● **WRITTEN REQUEST**:
Please report every line from the material that contains the word "Fensterbau".

Stored records
• • • • • • •

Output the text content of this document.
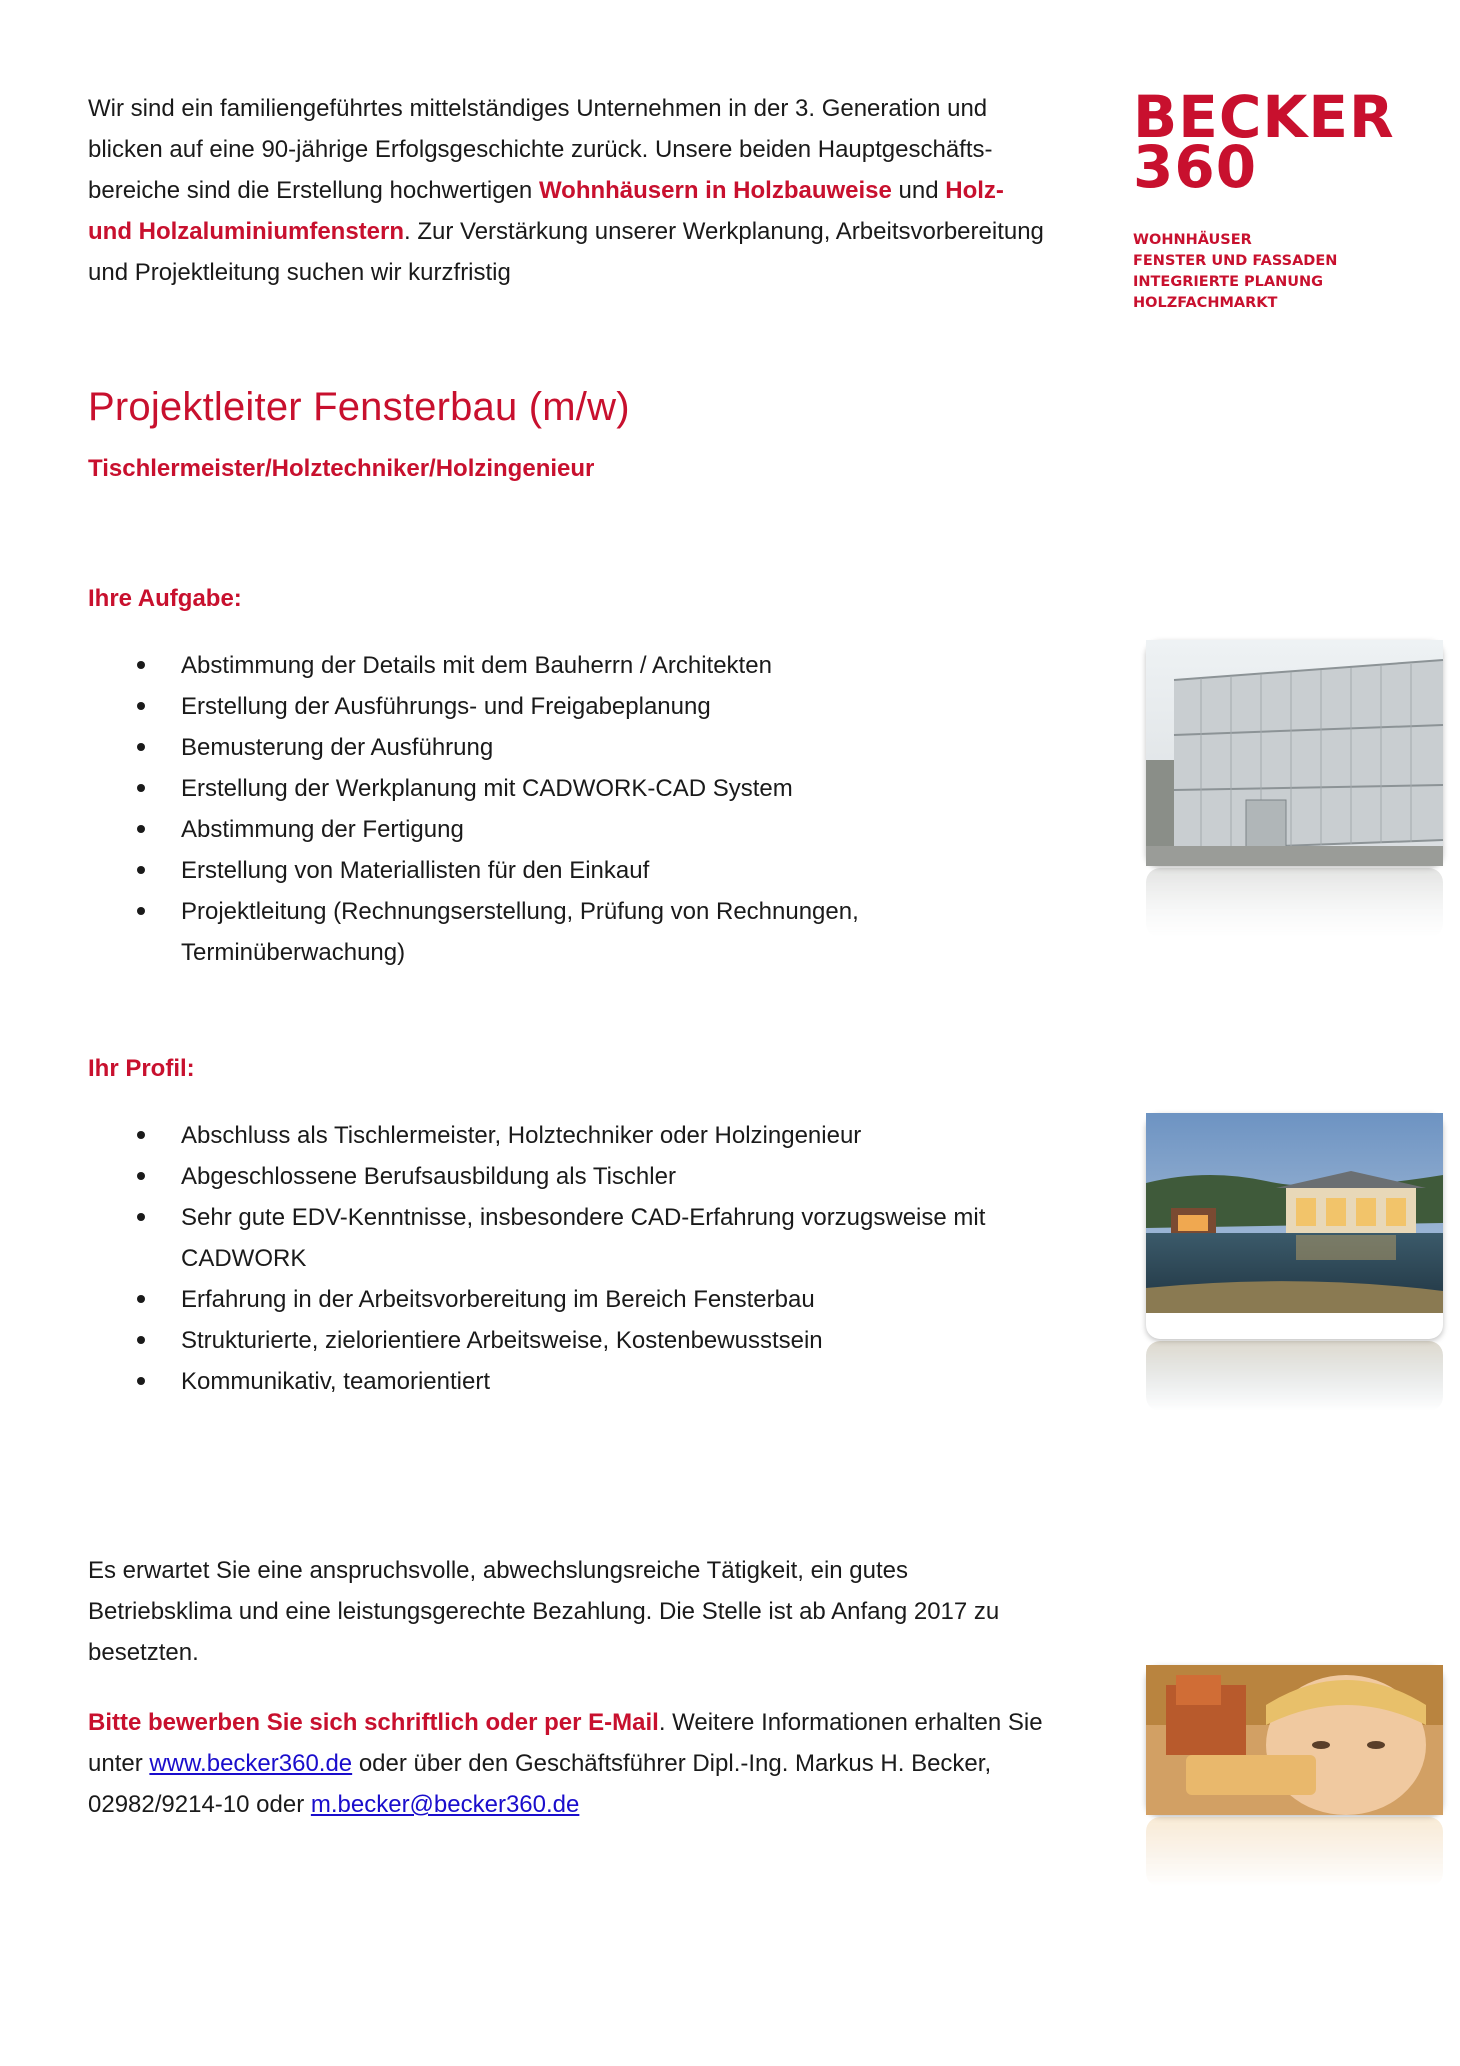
Wir sind ein familiengeführtes mittelständiges Unternehmen in der 3. Generation und blicken auf eine 90-jährige Erfolgsgeschichte zurück. Unsere beiden Hauptgeschäfts-bereiche sind die Erstellung hochwertigen Wohnhäusern in Holzbauweise und Holz- und Holzaluminiumfenstern. Zur Verstärkung unserer Werkplanung, Arbeitsvorbereitung und Projektleitung suchen wir kurzfristig

BECKER
360
WOHNHÄUSER
FENSTER UND FASSADEN
INTEGRIERTE PLANUNG
HOLZFACHMARKT
Projektleiter Fensterbau (m/w)
Tischlermeister/Holztechniker/Holzingenieur
Ihre Aufgabe:
Abstimmung der Details mit dem Bauherrn / Architekten
Erstellung der Ausführungs- und Freigabeplanung
Bemusterung der Ausführung
Erstellung der Werkplanung mit CADWORK-CAD System
Abstimmung der Fertigung
Erstellung von Materiallisten für den Einkauf
Projektleitung (Rechnungserstellung, Prüfung von Rechnungen, Terminüberwachung)
Ihr Profil:
Abschluss als Tischlermeister, Holztechniker oder Holzingenieur
Abgeschlossene Berufsausbildung als Tischler
Sehr gute EDV-Kenntnisse, insbesondere CAD-Erfahrung vorzugsweise mit CADWORK
Erfahrung in der Arbeitsvorbereitung im Bereich Fensterbau
Strukturierte, zielorientiere Arbeitsweise, Kostenbewusstsein
Kommunikativ, teamorientiert

Es erwartet Sie eine anspruchsvolle, abwechslungsreiche Tätigkeit, ein gutes Betriebsklima und eine leistungsgerechte Bezahlung. Die Stelle ist ab Anfang 2017 zu besetzten.

Bitte bewerben Sie sich schriftlich oder per E-Mail. Weitere Informationen erhalten Sie unter www.becker360.de oder über den Geschäftsführer Dipl.-Ing. Markus H. Becker, 02982/9214-10 oder m.becker@becker360.de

• • • • • • •

● **ANSWER FOR THIS EXERCISE**:
Projektleiter Fensterbau (m/w)
Erfahrung in der Arbeitsvorbereitung im Bereich Fensterbau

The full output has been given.